** PROBLEM DESCRIPTION **
Write out every line of the material exactly as it appears.
EXERCISE INPUTS start
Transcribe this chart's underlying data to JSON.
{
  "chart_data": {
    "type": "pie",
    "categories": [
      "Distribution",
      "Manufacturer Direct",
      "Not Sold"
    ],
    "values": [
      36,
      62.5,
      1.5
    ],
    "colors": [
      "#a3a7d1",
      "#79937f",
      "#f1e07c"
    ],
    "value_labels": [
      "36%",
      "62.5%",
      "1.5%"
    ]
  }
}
EXERCISE INPUTS end
** PROBLEM SOLUTION **
Transcribe this chart's underlying data to JSON.
{
  "chart_data": {
    "type": "pie",
    "categories": [
      "Distribution",
      "Manufacturer Direct",
      "Not Sold"
    ],
    "values": [
      36,
      62.5,
      1.5
    ],
    "colors": [
      "#a3a7d1",
      "#79937f",
      "#f1e07c"
    ],
    "value_labels": [
      "36%",
      "62.5%",
      "1.5%"
    ]
  }
}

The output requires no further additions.